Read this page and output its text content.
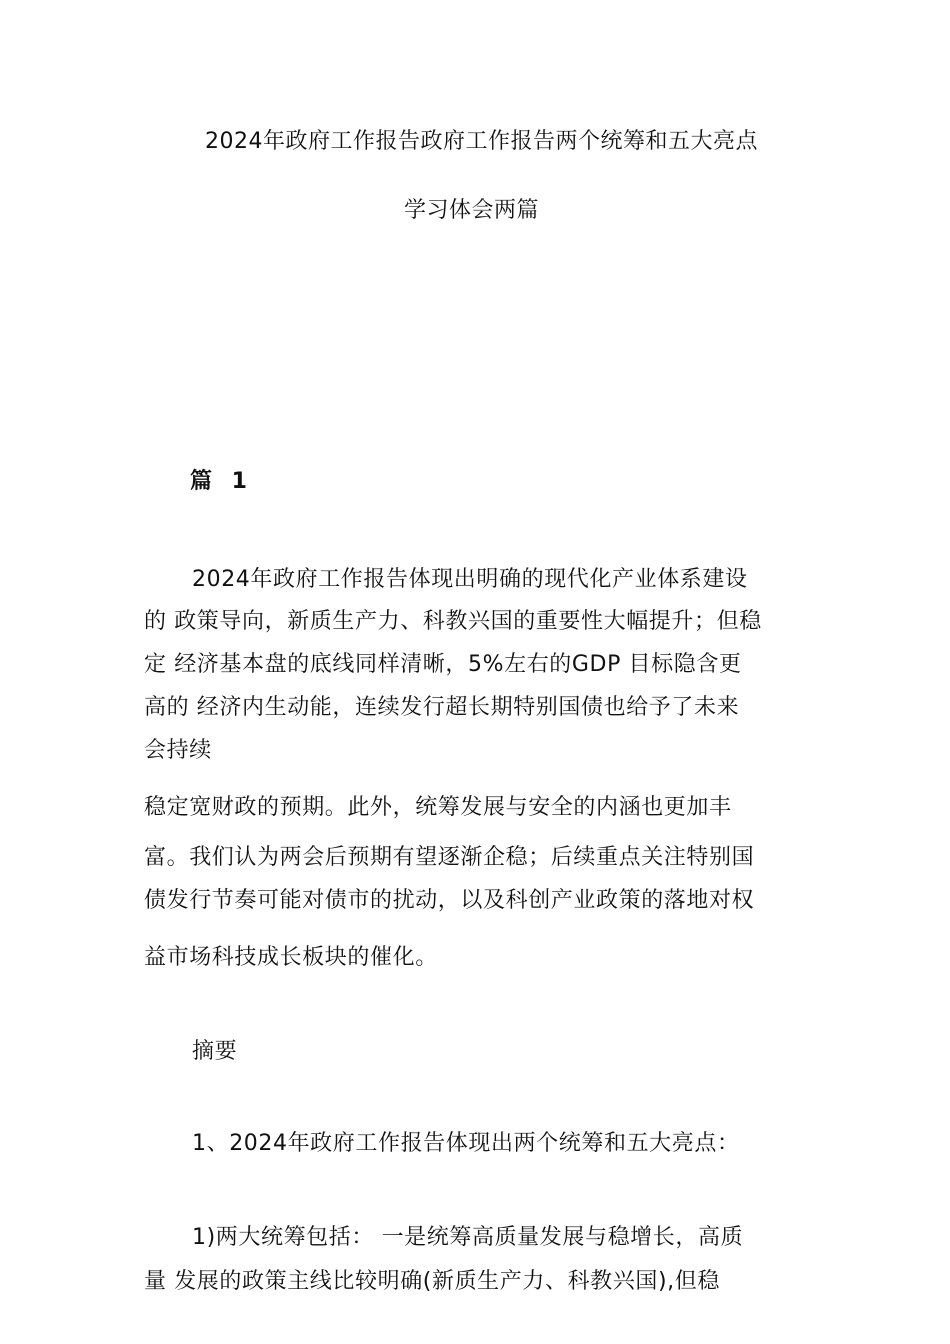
2024年政府工作报告政府工作报告两个统筹和五大亮点
学习体会两篇
篇 1
2024年政府工作报告体现出明确的现代化产业体系建设
的 政策导向，新质生产力、科教兴国的重要性大幅提升；但稳
定 经济基本盘的底线同样清晰，5%左右的GDP 目标隐含更
高的 经济内生动能，连续发行超长期特别国债也给予了未来
会持续
稳定宽财政的预期。此外，统筹发展与安全的内涵也更加丰
富。我们认为两会后预期有望逐渐企稳；后续重点关注特别国
债发行节奏可能对债市的扰动，以及科创产业政策的落地对权
益市场科技成长板块的催化。
摘要
1、2024年政府工作报告体现出两个统筹和五大亮点：
1)两大统筹包括： 一是统筹高质量发展与稳增长，高质
量 发展的政策主线比较明确(新质生产力、科教兴国),但稳
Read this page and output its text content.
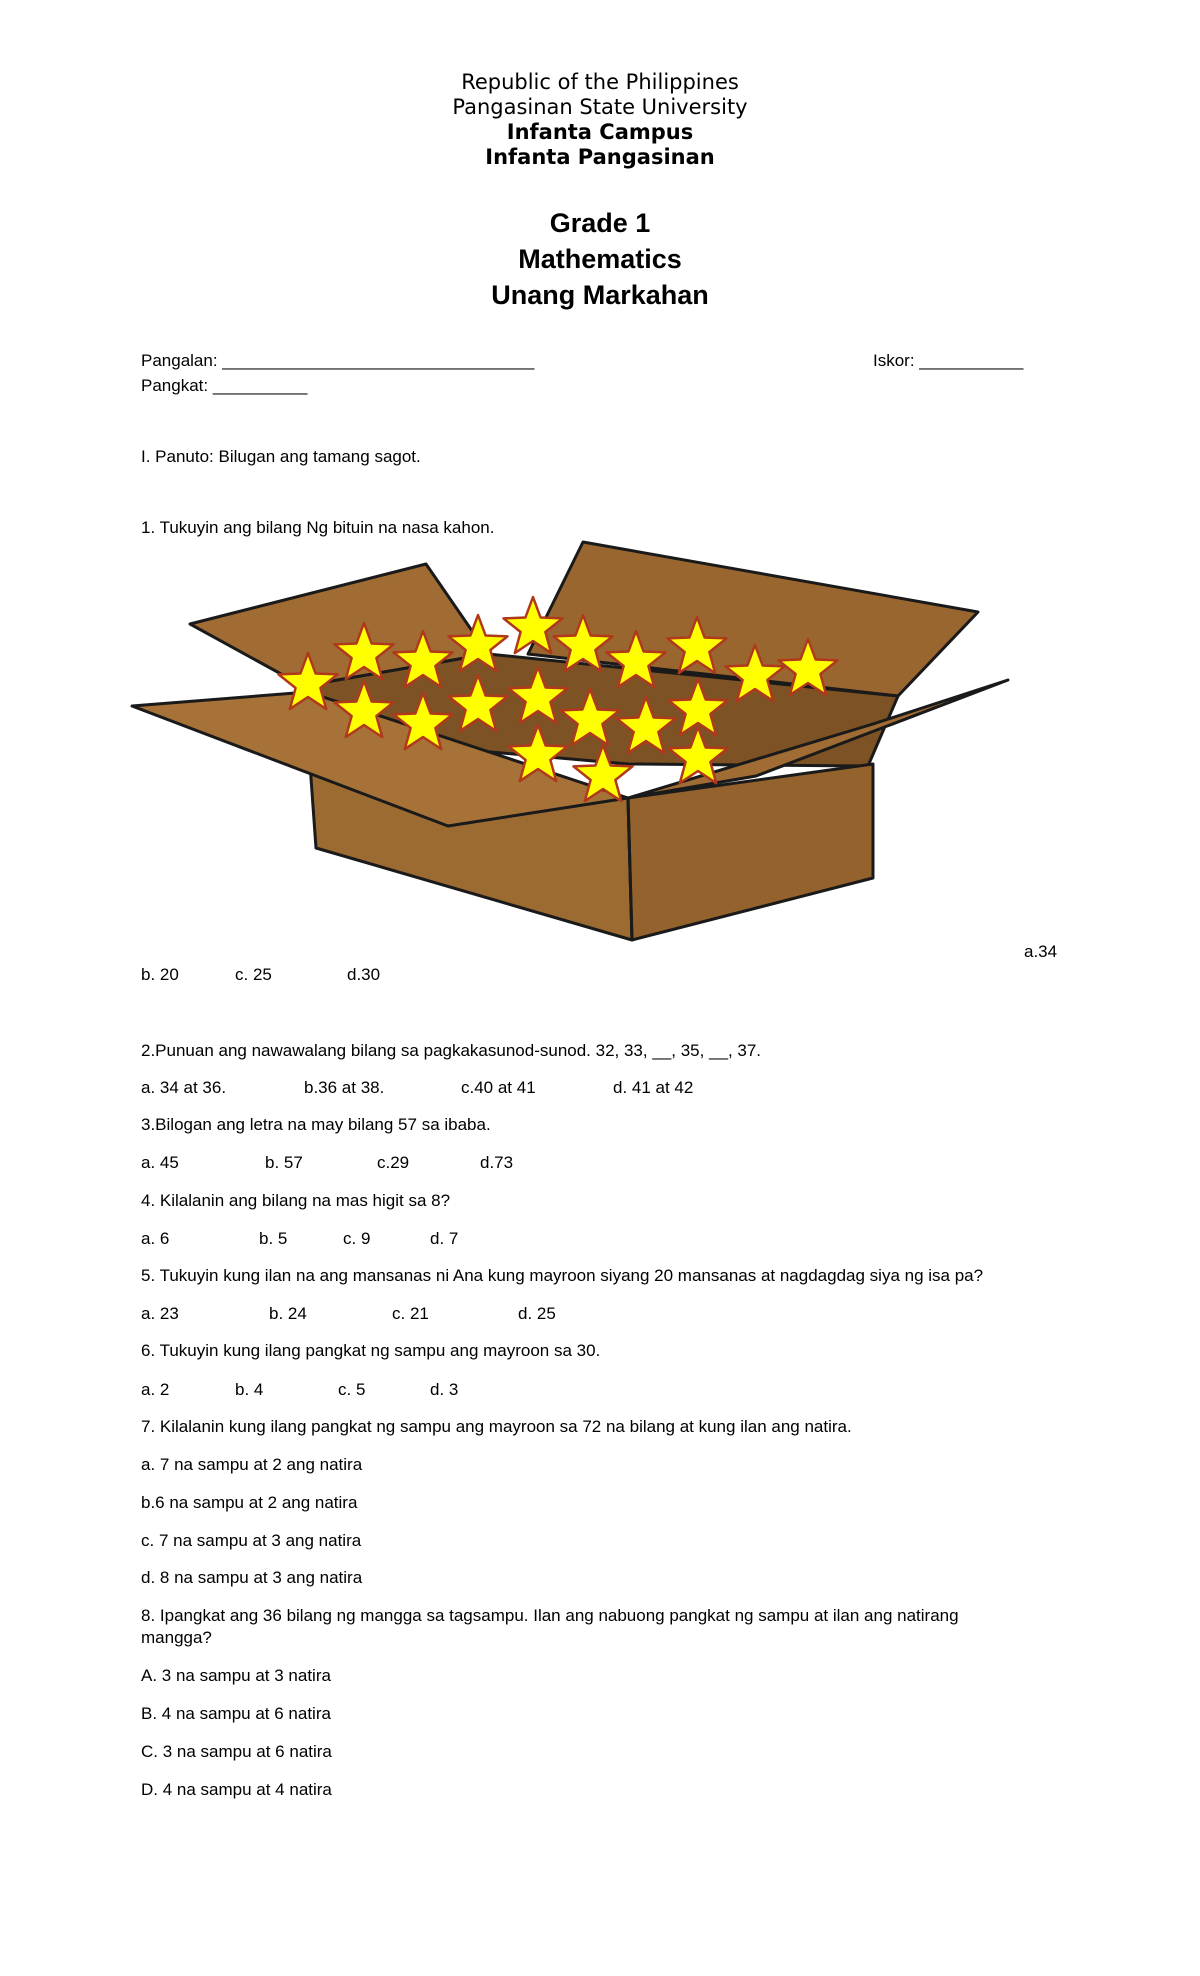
Republic of the Philippines
Pangasinan State University
Infanta Campus
Infanta Pangasinan
Grade 1
Mathematics
Unang Markahan
Pangalan: _________________________________	Iskor: ___________
Pangkat: __________
I. Panuto: Bilugan ang tamang sagot.
1. Tukuyin ang bilang Ng bituin na nasa kahon.
a.34
b. 20	c. 25	d.30
2.Punuan ang nawawalang bilang sa pagkakasunod-sunod. 32, 33, __, 35, __, 37.
a. 34 at 36.	b.36 at 38.	c.40 at 41	d. 41 at 42
3.Bilogan ang letra na may bilang 57 sa ibaba.
a. 45	b. 57	c.29	d.73
4. Kilalanin ang bilang na mas higit sa 8?
a. 6	b. 5	c. 9	d. 7
5. Tukuyin kung ilan na ang mansanas ni Ana kung mayroon siyang 20 mansanas at nagdagdag siya ng isa pa?
a. 23	b. 24	c. 21	d. 25
6. Tukuyin kung ilang pangkat ng sampu ang mayroon sa 30.
a. 2	b. 4	c. 5	d. 3
7. Kilalanin kung ilang pangkat ng sampu ang mayroon sa 72 na bilang at kung ilan ang natira.
a. 7 na sampu at 2 ang natira
b.6 na sampu at 2 ang natira
c. 7 na sampu at 3 ang natira
d. 8 na sampu at 3 ang natira
8. Ipangkat ang 36 bilang ng mangga sa tagsampu. Ilan ang nabuong pangkat ng sampu at ilan ang natirang
mangga?
A. 3 na sampu at 3 natira
B. 4 na sampu at 6 natira
C. 3 na sampu at 6 natira
D. 4 na sampu at 4 natira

_ _ _

# [EXERCISE PROMPT]
From the material above, reproduce everything verbatim except the pictures.

# [EXERCISE RESPONSE]
Read this page and output its text content.
2024年政府工作报告政府工作报告两个统筹和五大亮点
学习体会两篇
篇 1
2024年政府工作报告体现出明确的现代化产业体系建设
的 政策导向，新质生产力、科教兴国的重要性大幅提升；但稳
定 经济基本盘的底线同样清晰，5%左右的GDP 目标隐含更
高的 经济内生动能，连续发行超长期特别国债也给予了未来
会持续
稳定宽财政的预期。此外，统筹发展与安全的内涵也更加丰
富。我们认为两会后预期有望逐渐企稳；后续重点关注特别国
债发行节奏可能对债市的扰动，以及科创产业政策的落地对权
益市场科技成长板块的催化。
摘要
1、2024年政府工作报告体现出两个统筹和五大亮点：
1)两大统筹包括： 一是统筹高质量发展与稳增长，高质
量 发展的政策主线比较明确(新质生产力、科教兴国),但稳
Read this page and output its text content.
Republic of the Philippines
Pangasinan State University
Infanta Campus
Infanta Pangasinan
Grade 1
Mathematics
Unang Markahan
Pangalan: _________________________________	Iskor: ___________
Pangkat: __________
I. Panuto: Bilugan ang tamang sagot.
1. Tukuyin ang bilang Ng bituin na nasa kahon.
a.34
b. 20	c. 25	d.30
2.Punuan ang nawawalang bilang sa pagkakasunod-sunod. 32, 33, __, 35, __, 37.
a. 34 at 36.	b.36 at 38.	c.40 at 41	d. 41 at 42
3.Bilogan ang letra na may bilang 57 sa ibaba.
a. 45	b. 57	c.29	d.73
4. Kilalanin ang bilang na mas higit sa 8?
a. 6	b. 5	c. 9	d. 7
5. Tukuyin kung ilan na ang mansanas ni Ana kung mayroon siyang 20 mansanas at nagdagdag siya ng isa pa?
a. 23	b. 24	c. 21	d. 25
6. Tukuyin kung ilang pangkat ng sampu ang mayroon sa 30.
a. 2	b. 4	c. 5	d. 3
7. Kilalanin kung ilang pangkat ng sampu ang mayroon sa 72 na bilang at kung ilan ang natira.
a. 7 na sampu at 2 ang natira
b.6 na sampu at 2 ang natira
c. 7 na sampu at 3 ang natira
d. 8 na sampu at 3 ang natira
8. Ipangkat ang 36 bilang ng mangga sa tagsampu. Ilan ang nabuong pangkat ng sampu at ilan ang natirang
mangga?
A. 3 na sampu at 3 natira
B. 4 na sampu at 6 natira
C. 3 na sampu at 6 natira
D. 4 na sampu at 4 natira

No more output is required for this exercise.